(Element box rows)
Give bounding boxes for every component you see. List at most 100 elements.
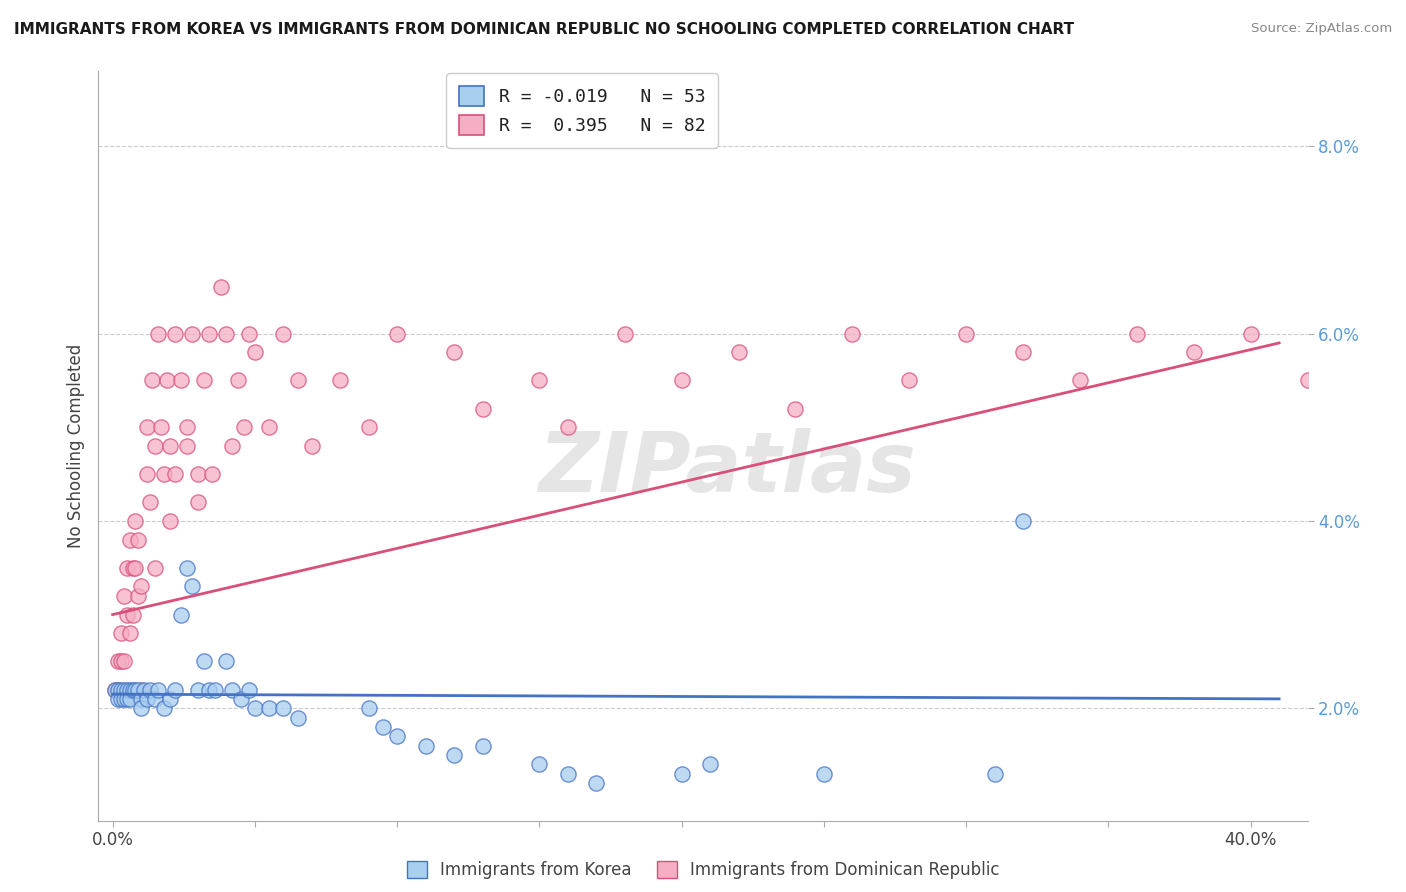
Point	[121, 560, 143, 574]
Point	[104, 682, 127, 697]
Point	[118, 682, 141, 697]
Point	[165, 467, 187, 482]
Point	[215, 326, 238, 341]
Point	[955, 326, 977, 341]
Point	[121, 682, 143, 697]
Point	[115, 560, 138, 574]
Point	[273, 701, 295, 715]
Point	[156, 373, 179, 387]
Point	[141, 373, 163, 387]
Point	[727, 345, 749, 359]
Point	[226, 373, 249, 387]
Point	[1069, 373, 1091, 387]
Point	[1126, 326, 1149, 341]
Point	[229, 692, 252, 706]
Point	[127, 589, 149, 603]
Point	[215, 655, 238, 669]
Point	[613, 326, 636, 341]
Point	[557, 420, 579, 434]
Point	[135, 420, 157, 434]
Point	[176, 439, 198, 453]
Point	[557, 767, 579, 781]
Point	[107, 655, 129, 669]
Point	[129, 692, 152, 706]
Point	[146, 682, 169, 697]
Point	[471, 401, 494, 416]
Point	[118, 533, 141, 547]
Point	[209, 279, 232, 293]
Point	[1012, 345, 1035, 359]
Text: IMMIGRANTS FROM KOREA VS IMMIGRANTS FROM DOMINICAN REPUBLIC NO SCHOOLING COMPLET: IMMIGRANTS FROM KOREA VS IMMIGRANTS FROM…	[14, 22, 1074, 37]
Point	[107, 692, 129, 706]
Point	[115, 607, 138, 622]
Point	[104, 682, 127, 697]
Point	[129, 682, 152, 697]
Point	[107, 682, 129, 697]
Point	[110, 655, 132, 669]
Point	[385, 730, 408, 744]
Point	[176, 560, 198, 574]
Point	[159, 692, 181, 706]
Point	[153, 701, 176, 715]
Point	[301, 439, 323, 453]
Point	[110, 626, 132, 640]
Point	[1296, 373, 1319, 387]
Point	[257, 701, 280, 715]
Point	[159, 439, 181, 453]
Legend: R = -0.019   N = 53, R =  0.395   N = 82: R = -0.019 N = 53, R = 0.395 N = 82	[446, 73, 718, 148]
Point	[127, 682, 149, 697]
Point	[585, 776, 607, 790]
Point	[1240, 326, 1263, 341]
Point	[198, 326, 221, 341]
Point	[165, 326, 187, 341]
Point	[143, 692, 166, 706]
Text: Source: ZipAtlas.com: Source: ZipAtlas.com	[1251, 22, 1392, 36]
Point	[112, 682, 135, 697]
Point	[165, 682, 187, 697]
Point	[221, 439, 243, 453]
Point	[1012, 514, 1035, 528]
Point	[415, 739, 437, 753]
Point	[201, 467, 224, 482]
Point	[443, 345, 465, 359]
Point	[115, 682, 138, 697]
Point	[153, 467, 176, 482]
Point	[699, 757, 721, 772]
Point	[124, 560, 146, 574]
Text: ZIPatlas: ZIPatlas	[538, 428, 917, 509]
Point	[221, 682, 243, 697]
Point	[198, 682, 221, 697]
Point	[193, 655, 215, 669]
Point	[132, 682, 155, 697]
Point	[181, 326, 204, 341]
Point	[143, 439, 166, 453]
Point	[529, 373, 551, 387]
Point	[118, 626, 141, 640]
Point	[170, 373, 193, 387]
Y-axis label: No Schooling Completed: No Schooling Completed	[66, 344, 84, 548]
Point	[135, 467, 157, 482]
Point	[159, 514, 181, 528]
Legend: Immigrants from Korea, Immigrants from Dominican Republic: Immigrants from Korea, Immigrants from D…	[399, 854, 1007, 886]
Point	[146, 326, 169, 341]
Point	[110, 692, 132, 706]
Point	[671, 373, 693, 387]
Point	[138, 682, 160, 697]
Point	[785, 401, 807, 416]
Point	[176, 420, 198, 434]
Point	[243, 345, 266, 359]
Point	[471, 739, 494, 753]
Point	[357, 420, 380, 434]
Point	[232, 420, 254, 434]
Point	[118, 692, 141, 706]
Point	[129, 580, 152, 594]
Point	[187, 495, 209, 509]
Point	[187, 682, 209, 697]
Point	[187, 467, 209, 482]
Point	[238, 682, 260, 697]
Point	[671, 767, 693, 781]
Point	[898, 373, 921, 387]
Point	[110, 682, 132, 697]
Point	[112, 655, 135, 669]
Point	[107, 682, 129, 697]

▸ The task: Reproduce all of the rows above verbatim, omitting the pictures.

▸ Worked answer:
Give bounding boxes for every component you see. List at most 100 elements.
Point	[121, 560, 143, 574]
Point	[104, 682, 127, 697]
Point	[118, 682, 141, 697]
Point	[165, 467, 187, 482]
Point	[215, 326, 238, 341]
Point	[955, 326, 977, 341]
Point	[121, 682, 143, 697]
Point	[115, 560, 138, 574]
Point	[273, 701, 295, 715]
Point	[156, 373, 179, 387]
Point	[141, 373, 163, 387]
Point	[727, 345, 749, 359]
Point	[226, 373, 249, 387]
Point	[1069, 373, 1091, 387]
Point	[1126, 326, 1149, 341]
Point	[229, 692, 252, 706]
Point	[127, 589, 149, 603]
Point	[215, 655, 238, 669]
Point	[613, 326, 636, 341]
Point	[557, 420, 579, 434]
Point	[135, 420, 157, 434]
Point	[176, 439, 198, 453]
Point	[557, 767, 579, 781]
Point	[107, 655, 129, 669]
Point	[129, 692, 152, 706]
Point	[146, 682, 169, 697]
Point	[471, 401, 494, 416]
Point	[118, 533, 141, 547]
Point	[209, 279, 232, 293]
Point	[1012, 345, 1035, 359]
Text: IMMIGRANTS FROM KOREA VS IMMIGRANTS FROM DOMINICAN REPUBLIC NO SCHOOLING COMPLET: IMMIGRANTS FROM KOREA VS IMMIGRANTS FROM…	[14, 22, 1074, 37]
Point	[107, 692, 129, 706]
Point	[115, 607, 138, 622]
Point	[104, 682, 127, 697]
Point	[129, 682, 152, 697]
Point	[107, 682, 129, 697]
Point	[110, 655, 132, 669]
Point	[385, 730, 408, 744]
Point	[176, 560, 198, 574]
Point	[159, 692, 181, 706]
Point	[153, 701, 176, 715]
Point	[301, 439, 323, 453]
Point	[110, 626, 132, 640]
Point	[1296, 373, 1319, 387]
Point	[257, 701, 280, 715]
Point	[159, 439, 181, 453]
Legend: R = -0.019   N = 53, R =  0.395   N = 82: R = -0.019 N = 53, R = 0.395 N = 82	[446, 73, 718, 148]
Point	[127, 682, 149, 697]
Point	[585, 776, 607, 790]
Point	[1240, 326, 1263, 341]
Point	[198, 326, 221, 341]
Point	[165, 326, 187, 341]
Point	[143, 692, 166, 706]
Text: Source: ZipAtlas.com: Source: ZipAtlas.com	[1251, 22, 1392, 36]
Point	[112, 682, 135, 697]
Point	[165, 682, 187, 697]
Point	[221, 439, 243, 453]
Point	[1012, 514, 1035, 528]
Point	[415, 739, 437, 753]
Point	[201, 467, 224, 482]
Point	[443, 345, 465, 359]
Point	[115, 682, 138, 697]
Point	[153, 467, 176, 482]
Point	[699, 757, 721, 772]
Point	[124, 560, 146, 574]
Text: ZIPatlas: ZIPatlas	[538, 428, 917, 509]
Point	[221, 682, 243, 697]
Point	[198, 682, 221, 697]
Point	[193, 655, 215, 669]
Point	[132, 682, 155, 697]
Point	[181, 326, 204, 341]
Point	[143, 439, 166, 453]
Point	[529, 373, 551, 387]
Point	[118, 626, 141, 640]
Point	[170, 373, 193, 387]
Y-axis label: No Schooling Completed: No Schooling Completed	[66, 344, 84, 548]
Point	[135, 467, 157, 482]
Point	[159, 514, 181, 528]
Legend: Immigrants from Korea, Immigrants from Dominican Republic: Immigrants from Korea, Immigrants from D…	[399, 854, 1007, 886]
Point	[146, 326, 169, 341]
Point	[110, 692, 132, 706]
Point	[671, 373, 693, 387]
Point	[138, 682, 160, 697]
Point	[785, 401, 807, 416]
Point	[176, 420, 198, 434]
Point	[243, 345, 266, 359]
Point	[471, 739, 494, 753]
Point	[357, 420, 380, 434]
Point	[232, 420, 254, 434]
Point	[118, 692, 141, 706]
Point	[129, 580, 152, 594]
Point	[187, 495, 209, 509]
Point	[187, 682, 209, 697]
Point	[187, 467, 209, 482]
Point	[238, 682, 260, 697]
Point	[671, 767, 693, 781]
Point	[898, 373, 921, 387]
Point	[110, 682, 132, 697]
Point	[112, 655, 135, 669]
Point	[107, 682, 129, 697]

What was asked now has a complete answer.